• **What you have to do**: List each line holding the string "months".

Information supplied start

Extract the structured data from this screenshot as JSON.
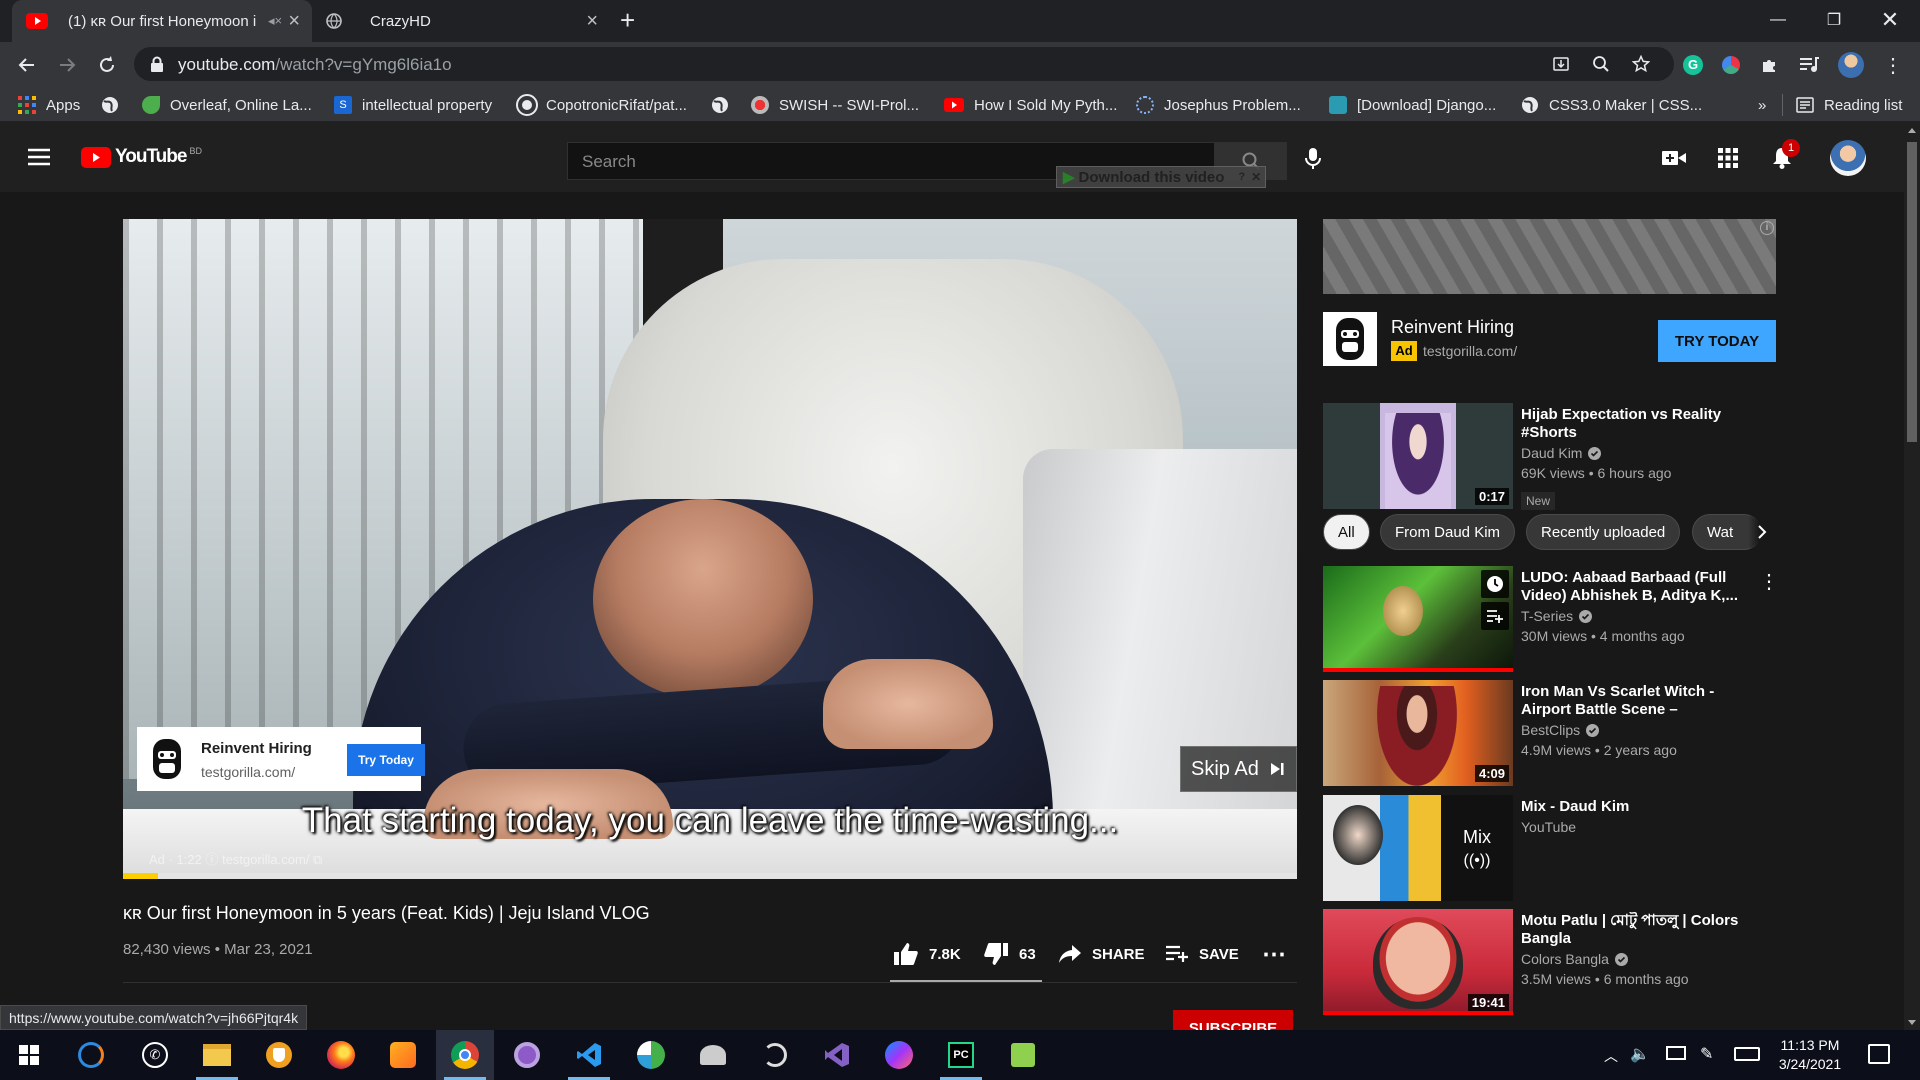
{
  "browser": {
    "tabs": [
      {
        "title": "(1) ᴋʀ Our first Honeymoon i",
        "active": true
      },
      {
        "title": "CrazyHD",
        "active": false
      }
    ],
    "new_tab_icon": "plus-icon",
    "url_host": "youtube.com",
    "url_path": "/watch?v=gYmg6l6ia1o",
    "bookmarks": [
      {
        "label": "Apps",
        "icon": "apps-grid-icon"
      },
      {
        "label": "",
        "icon": "globe-icon"
      },
      {
        "label": "Overleaf, Online La...",
        "icon": "overleaf-icon"
      },
      {
        "label": "intellectual property",
        "icon": "s-icon"
      },
      {
        "label": "CopotronicRifat/pat...",
        "icon": "github-icon"
      },
      {
        "label": "",
        "icon": "globe-icon"
      },
      {
        "label": "SWISH -- SWI-Prol...",
        "icon": "swish-icon"
      },
      {
        "label": "How I Sold My Pyth...",
        "icon": "youtube-icon"
      },
      {
        "label": "Josephus Problem...",
        "icon": "loading-icon"
      },
      {
        "label": "[Download] Django...",
        "icon": "site-icon"
      },
      {
        "label": "CSS3.0 Maker | CSS...",
        "icon": "globe-icon"
      }
    ],
    "more_bookmarks": "»",
    "reading_list": "Reading list"
  },
  "youtube": {
    "logo_text": "YouTube",
    "country_code": "BD",
    "search_placeholder": "Search",
    "download_helper": "Download this video",
    "notification_count": "1"
  },
  "player": {
    "ad_card": {
      "name": "Reinvent Hiring",
      "domain": "testgorilla.com/",
      "button": "Try Today"
    },
    "skip_ad": "Skip Ad",
    "subtitle": "That starting today, you can leave the time-wasting...",
    "ad_info": "Ad · 1:22 ⓘ  testgorilla.com/ ⧉",
    "progress_fraction": 0.03
  },
  "video": {
    "title": "ᴋʀ Our first Honeymoon in 5 years (Feat. Kids) | Jeju Island VLOG",
    "views": "82,430 views",
    "date": "Mar 23, 2021",
    "likes": "7.8K",
    "dislikes": "63",
    "share": "SHARE",
    "save": "SAVE",
    "subscribe": "SUBSCRIBE"
  },
  "sidebar_ad": {
    "name": "Reinvent Hiring",
    "badge": "Ad",
    "domain": "testgorilla.com/",
    "button": "TRY TODAY"
  },
  "chips": [
    "All",
    "From Daud Kim",
    "Recently uploaded",
    "Wat"
  ],
  "recommendations": [
    {
      "title": "Hijab Expectation vs Reality #Shorts",
      "channel": "Daud Kim",
      "verified": true,
      "meta": "69K views • 6 hours ago",
      "duration": "0:17",
      "badge": "New"
    },
    {
      "title": "LUDO: Aabaad Barbaad (Full Video) Abhishek B, Aditya K,...",
      "channel": "T-Series",
      "verified": true,
      "meta": "30M views • 4 months ago",
      "duration": ""
    },
    {
      "title": "Iron Man Vs Scarlet Witch - Airport Battle Scene – Captain...",
      "channel": "BestClips",
      "verified": true,
      "meta": "4.9M views • 2 years ago",
      "duration": "4:09"
    },
    {
      "title": "Mix - Daud Kim",
      "channel": "YouTube",
      "verified": false,
      "meta": "",
      "duration": "",
      "mix_label": "Mix"
    },
    {
      "title": "Motu Patlu | মোটু পাতলু | Colors Bangla",
      "channel": "Colors Bangla",
      "verified": true,
      "meta": "3.5M views • 6 months ago",
      "duration": "19:41"
    }
  ],
  "status_url": "https://www.youtube.com/watch?v=jh66Pjtqr4k",
  "taskbar": {
    "time": "11:13 PM",
    "date": "3/24/2021"
  },
  "colors": {
    "youtube_red": "#ff0000",
    "accent_blue": "#3ea6ff",
    "ad_yellow": "#f8c400"
  }
}
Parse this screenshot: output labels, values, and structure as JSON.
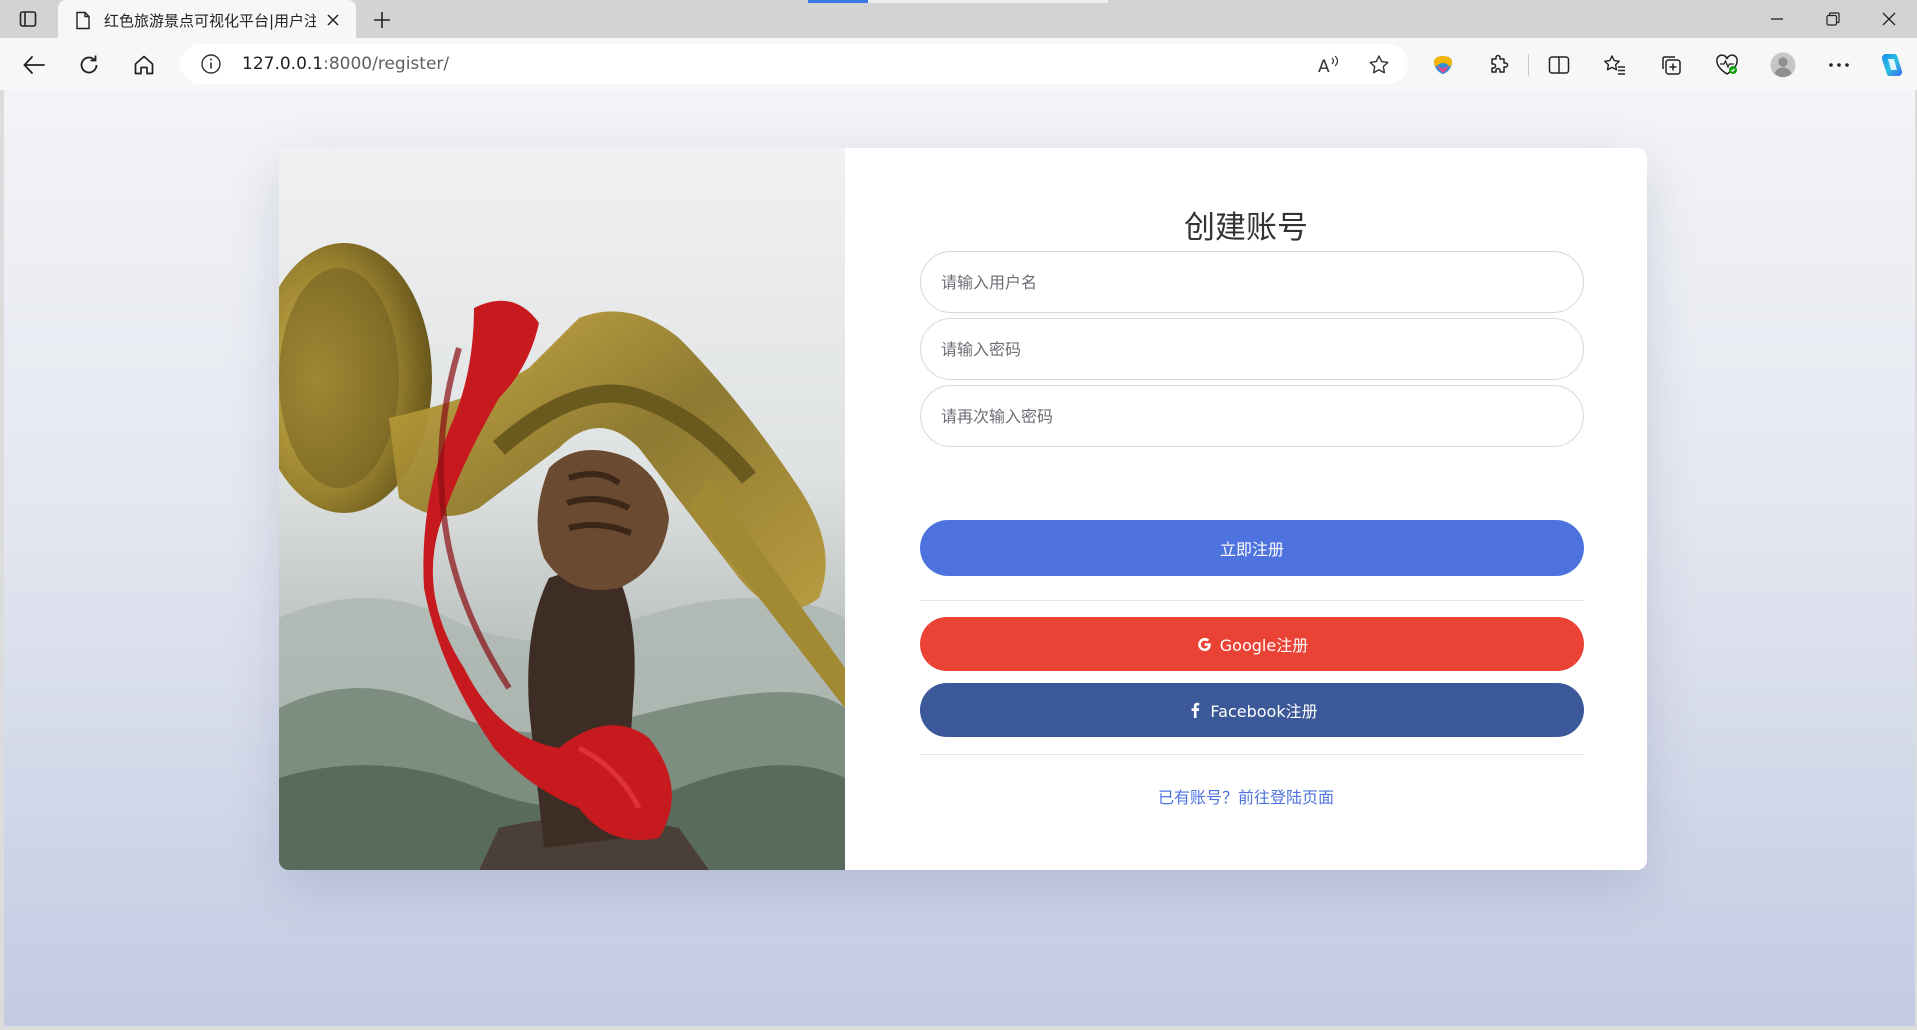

Information supplied end

• **Reply**:
      "meta": "30M views • 4 months ago",
      "meta": "3.5M views • 6 months ago",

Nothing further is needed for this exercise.